▸ Task goal
Could the lines from the one with "Type out the text in this image." through the end of the listing be restated exactly, with nothing else included?

----------

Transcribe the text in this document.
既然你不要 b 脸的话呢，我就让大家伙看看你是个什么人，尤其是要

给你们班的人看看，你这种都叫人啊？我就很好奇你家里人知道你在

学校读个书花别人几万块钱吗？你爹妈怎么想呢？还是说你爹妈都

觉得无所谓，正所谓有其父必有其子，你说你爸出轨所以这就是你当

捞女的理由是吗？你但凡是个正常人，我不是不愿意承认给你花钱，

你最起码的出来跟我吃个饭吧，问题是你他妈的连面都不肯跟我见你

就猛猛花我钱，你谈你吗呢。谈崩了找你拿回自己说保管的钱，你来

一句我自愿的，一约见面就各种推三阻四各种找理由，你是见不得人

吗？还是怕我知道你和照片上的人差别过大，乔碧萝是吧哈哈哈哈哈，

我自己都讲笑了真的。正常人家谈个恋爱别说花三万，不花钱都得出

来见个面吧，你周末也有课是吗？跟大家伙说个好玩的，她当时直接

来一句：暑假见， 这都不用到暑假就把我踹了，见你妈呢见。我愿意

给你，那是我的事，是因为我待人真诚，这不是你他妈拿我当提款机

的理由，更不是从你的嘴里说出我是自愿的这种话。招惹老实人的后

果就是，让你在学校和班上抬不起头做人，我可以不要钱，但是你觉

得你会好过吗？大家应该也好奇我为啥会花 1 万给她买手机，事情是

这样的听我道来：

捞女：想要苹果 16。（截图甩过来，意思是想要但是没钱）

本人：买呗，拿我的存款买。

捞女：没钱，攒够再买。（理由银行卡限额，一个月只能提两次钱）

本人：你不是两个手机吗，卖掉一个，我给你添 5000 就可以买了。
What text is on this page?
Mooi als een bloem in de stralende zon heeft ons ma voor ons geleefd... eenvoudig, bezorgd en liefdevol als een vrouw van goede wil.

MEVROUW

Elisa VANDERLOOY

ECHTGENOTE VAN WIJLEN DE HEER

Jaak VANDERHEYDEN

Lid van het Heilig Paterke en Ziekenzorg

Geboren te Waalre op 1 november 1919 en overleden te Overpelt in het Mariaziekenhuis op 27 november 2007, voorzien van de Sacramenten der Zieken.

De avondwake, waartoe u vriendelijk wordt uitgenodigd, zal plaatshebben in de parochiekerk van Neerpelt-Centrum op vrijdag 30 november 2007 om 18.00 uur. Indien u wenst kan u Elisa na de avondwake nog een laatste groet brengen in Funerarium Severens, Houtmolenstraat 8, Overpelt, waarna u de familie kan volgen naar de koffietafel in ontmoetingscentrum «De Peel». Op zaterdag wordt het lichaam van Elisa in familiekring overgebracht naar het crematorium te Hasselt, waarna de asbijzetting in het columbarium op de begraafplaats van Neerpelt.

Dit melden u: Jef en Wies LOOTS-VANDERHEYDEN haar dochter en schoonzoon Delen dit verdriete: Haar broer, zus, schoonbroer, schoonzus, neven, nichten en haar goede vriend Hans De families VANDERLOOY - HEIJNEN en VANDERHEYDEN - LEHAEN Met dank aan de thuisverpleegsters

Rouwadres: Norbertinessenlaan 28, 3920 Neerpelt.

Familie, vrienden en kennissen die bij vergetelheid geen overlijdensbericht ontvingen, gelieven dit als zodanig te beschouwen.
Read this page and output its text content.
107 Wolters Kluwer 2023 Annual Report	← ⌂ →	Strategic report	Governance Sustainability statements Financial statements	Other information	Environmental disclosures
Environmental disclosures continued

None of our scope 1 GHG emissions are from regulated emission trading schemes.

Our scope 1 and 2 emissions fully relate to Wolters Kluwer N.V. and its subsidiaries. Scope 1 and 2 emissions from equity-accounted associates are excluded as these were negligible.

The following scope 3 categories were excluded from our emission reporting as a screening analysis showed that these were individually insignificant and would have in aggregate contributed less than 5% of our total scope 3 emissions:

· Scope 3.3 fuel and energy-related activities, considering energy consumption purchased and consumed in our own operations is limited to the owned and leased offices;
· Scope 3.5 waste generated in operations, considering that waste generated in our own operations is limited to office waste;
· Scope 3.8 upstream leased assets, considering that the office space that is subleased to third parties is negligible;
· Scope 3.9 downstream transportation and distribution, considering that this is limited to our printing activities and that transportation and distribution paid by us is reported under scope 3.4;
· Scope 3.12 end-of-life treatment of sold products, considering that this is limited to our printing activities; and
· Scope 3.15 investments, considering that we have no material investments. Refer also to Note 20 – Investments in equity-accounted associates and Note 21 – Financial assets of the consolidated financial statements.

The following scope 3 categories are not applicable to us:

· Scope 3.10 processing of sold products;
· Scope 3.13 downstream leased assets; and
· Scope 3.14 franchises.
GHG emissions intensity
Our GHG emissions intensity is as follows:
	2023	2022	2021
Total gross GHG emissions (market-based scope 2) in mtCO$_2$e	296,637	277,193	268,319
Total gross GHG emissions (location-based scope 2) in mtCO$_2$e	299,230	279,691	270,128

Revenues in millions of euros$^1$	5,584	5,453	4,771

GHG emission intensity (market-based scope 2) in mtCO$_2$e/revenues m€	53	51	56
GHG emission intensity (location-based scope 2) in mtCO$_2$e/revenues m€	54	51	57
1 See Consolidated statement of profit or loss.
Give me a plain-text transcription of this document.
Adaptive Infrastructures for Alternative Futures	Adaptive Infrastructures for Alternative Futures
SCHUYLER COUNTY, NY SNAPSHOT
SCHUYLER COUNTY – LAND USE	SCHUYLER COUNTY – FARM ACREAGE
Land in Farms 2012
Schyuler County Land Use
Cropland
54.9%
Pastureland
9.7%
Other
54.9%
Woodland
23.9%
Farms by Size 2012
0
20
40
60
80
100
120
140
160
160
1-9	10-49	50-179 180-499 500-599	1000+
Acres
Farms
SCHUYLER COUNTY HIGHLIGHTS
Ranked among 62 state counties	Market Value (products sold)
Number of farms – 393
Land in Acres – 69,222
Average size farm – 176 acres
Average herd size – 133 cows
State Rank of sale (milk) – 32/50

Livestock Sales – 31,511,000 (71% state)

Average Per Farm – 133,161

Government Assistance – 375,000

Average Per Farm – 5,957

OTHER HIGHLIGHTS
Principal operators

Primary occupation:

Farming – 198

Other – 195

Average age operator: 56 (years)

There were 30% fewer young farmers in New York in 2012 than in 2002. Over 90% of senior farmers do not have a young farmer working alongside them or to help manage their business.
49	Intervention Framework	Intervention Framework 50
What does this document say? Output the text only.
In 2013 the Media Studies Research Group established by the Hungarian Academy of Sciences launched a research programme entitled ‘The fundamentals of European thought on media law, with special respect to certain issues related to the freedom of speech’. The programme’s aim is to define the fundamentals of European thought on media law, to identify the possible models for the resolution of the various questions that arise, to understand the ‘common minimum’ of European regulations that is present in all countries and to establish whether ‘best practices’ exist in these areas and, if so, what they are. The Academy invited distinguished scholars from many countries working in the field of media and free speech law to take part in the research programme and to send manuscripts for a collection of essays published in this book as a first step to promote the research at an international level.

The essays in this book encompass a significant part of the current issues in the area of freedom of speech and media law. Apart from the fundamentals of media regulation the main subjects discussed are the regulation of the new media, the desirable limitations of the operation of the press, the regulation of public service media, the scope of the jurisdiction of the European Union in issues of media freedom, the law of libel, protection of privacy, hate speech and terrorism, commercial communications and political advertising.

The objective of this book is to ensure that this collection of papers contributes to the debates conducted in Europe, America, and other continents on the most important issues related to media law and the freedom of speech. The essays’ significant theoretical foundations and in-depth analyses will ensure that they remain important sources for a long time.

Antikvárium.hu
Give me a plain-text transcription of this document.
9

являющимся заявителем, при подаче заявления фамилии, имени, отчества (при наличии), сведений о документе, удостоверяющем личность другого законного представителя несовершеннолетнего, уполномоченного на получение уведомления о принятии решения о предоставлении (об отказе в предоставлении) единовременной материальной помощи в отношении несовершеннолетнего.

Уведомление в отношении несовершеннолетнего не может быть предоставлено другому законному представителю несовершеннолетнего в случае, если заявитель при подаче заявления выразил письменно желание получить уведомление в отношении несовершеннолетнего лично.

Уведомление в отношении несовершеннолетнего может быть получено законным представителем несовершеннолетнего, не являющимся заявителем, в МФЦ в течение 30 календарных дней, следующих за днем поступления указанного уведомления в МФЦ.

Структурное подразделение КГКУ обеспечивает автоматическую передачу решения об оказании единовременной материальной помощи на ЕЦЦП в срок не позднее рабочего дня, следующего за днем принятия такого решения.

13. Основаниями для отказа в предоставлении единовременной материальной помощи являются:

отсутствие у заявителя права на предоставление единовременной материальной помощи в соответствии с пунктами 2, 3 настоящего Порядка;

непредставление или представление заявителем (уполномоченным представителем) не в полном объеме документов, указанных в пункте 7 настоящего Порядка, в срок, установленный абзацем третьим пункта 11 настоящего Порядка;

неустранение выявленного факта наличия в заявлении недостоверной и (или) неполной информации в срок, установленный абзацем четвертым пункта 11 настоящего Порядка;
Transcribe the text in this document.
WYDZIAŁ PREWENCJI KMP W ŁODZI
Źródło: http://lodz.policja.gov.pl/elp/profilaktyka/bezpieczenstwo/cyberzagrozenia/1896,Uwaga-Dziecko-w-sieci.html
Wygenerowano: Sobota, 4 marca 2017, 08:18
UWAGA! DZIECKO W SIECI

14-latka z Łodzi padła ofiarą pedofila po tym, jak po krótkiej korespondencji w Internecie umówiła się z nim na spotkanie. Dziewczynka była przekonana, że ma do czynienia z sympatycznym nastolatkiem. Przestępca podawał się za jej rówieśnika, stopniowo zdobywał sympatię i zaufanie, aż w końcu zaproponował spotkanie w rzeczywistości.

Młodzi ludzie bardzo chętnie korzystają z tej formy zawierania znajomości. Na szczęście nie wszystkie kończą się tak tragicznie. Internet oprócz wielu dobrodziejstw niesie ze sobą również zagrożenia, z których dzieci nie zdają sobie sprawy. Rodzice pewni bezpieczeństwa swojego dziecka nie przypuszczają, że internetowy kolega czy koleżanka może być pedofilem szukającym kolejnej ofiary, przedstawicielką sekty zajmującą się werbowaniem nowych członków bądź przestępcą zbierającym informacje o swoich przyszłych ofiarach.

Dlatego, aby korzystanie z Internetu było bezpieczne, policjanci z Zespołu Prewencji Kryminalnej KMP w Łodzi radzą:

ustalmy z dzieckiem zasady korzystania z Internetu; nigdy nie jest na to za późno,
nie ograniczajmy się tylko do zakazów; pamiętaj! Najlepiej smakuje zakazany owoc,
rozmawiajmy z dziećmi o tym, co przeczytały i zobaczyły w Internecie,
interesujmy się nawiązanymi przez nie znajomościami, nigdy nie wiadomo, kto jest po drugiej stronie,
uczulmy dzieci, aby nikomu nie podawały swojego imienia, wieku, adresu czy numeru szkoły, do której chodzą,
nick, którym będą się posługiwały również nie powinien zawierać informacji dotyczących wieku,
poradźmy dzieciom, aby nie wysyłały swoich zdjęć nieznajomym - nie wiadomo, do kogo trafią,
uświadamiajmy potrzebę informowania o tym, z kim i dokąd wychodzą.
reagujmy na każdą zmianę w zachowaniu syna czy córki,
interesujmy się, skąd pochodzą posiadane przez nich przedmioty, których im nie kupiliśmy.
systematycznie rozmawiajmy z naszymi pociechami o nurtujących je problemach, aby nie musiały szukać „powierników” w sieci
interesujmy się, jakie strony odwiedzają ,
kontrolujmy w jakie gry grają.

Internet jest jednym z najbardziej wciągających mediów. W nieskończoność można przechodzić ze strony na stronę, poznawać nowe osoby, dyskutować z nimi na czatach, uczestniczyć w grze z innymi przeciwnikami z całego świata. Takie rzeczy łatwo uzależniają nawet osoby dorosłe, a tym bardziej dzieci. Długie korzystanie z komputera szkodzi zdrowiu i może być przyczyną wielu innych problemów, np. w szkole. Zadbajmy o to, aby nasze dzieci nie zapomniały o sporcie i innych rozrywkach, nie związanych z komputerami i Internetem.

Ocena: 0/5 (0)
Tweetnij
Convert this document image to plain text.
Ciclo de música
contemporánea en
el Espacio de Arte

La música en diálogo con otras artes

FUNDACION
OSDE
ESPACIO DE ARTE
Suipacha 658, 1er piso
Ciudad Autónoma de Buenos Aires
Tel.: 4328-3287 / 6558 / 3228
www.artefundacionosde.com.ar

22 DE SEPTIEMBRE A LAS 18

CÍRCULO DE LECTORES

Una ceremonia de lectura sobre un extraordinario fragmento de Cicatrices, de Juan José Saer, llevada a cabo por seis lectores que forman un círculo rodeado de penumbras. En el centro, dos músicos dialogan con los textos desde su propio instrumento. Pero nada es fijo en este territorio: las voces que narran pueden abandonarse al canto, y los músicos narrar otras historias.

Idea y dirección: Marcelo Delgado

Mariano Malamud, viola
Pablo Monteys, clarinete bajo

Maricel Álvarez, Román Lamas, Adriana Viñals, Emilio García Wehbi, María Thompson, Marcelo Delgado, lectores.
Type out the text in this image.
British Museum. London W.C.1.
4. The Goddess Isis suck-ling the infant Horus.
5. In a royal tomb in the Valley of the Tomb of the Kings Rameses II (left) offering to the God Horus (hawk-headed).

----------

▸ Finished answer
Type out the text in this image.
British Museum. London W.C.1.
4. The Goddess Isis suck-ling the infant Horus.
5. In a royal tomb in the Valley of the Tomb of the Kings Rameses II (left) offering to the God Horus (hawk-headed).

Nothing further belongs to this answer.